**Exercise**
Output every record below exactly as it appears.

:: Dataset extract

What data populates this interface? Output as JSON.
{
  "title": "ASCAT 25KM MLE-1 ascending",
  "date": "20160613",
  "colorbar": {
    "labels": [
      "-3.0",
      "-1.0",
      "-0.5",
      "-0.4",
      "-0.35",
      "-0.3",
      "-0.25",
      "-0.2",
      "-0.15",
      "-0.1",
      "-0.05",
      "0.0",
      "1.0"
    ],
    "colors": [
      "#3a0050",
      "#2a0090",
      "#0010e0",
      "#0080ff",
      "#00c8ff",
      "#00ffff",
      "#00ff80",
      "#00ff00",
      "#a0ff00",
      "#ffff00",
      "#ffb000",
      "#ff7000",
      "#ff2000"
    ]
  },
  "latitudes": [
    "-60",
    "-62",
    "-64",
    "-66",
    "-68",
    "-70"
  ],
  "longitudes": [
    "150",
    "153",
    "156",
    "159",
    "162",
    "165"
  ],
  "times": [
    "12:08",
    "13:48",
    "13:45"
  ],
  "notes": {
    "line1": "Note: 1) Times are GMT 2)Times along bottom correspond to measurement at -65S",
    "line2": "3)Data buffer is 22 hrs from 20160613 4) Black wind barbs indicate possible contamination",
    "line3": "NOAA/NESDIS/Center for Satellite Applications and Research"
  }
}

::::

**Written response**
What data populates this interface? Output as JSON.
{
  "title": "ASCAT 25KM MLE-1 ascending",
  "date": "20160613",
  "colorbar": {
    "labels": [
      "-3.0",
      "-1.0",
      "-0.5",
      "-0.4",
      "-0.35",
      "-0.3",
      "-0.25",
      "-0.2",
      "-0.15",
      "-0.1",
      "-0.05",
      "0.0",
      "1.0"
    ],
    "colors": [
      "#3a0050",
      "#2a0090",
      "#0010e0",
      "#0080ff",
      "#00c8ff",
      "#00ffff",
      "#00ff80",
      "#00ff00",
      "#a0ff00",
      "#ffff00",
      "#ffb000",
      "#ff7000",
      "#ff2000"
    ]
  },
  "latitudes": [
    "-60",
    "-62",
    "-64",
    "-66",
    "-68",
    "-70"
  ],
  "longitudes": [
    "150",
    "153",
    "156",
    "159",
    "162",
    "165"
  ],
  "times": [
    "12:08",
    "13:48",
    "13:45"
  ],
  "notes": {
    "line1": "Note: 1) Times are GMT 2)Times along bottom correspond to measurement at -65S",
    "line2": "3)Data buffer is 22 hrs from 20160613 4) Black wind barbs indicate possible contamination",
    "line3": "NOAA/NESDIS/Center for Satellite Applications and Research"
  }
}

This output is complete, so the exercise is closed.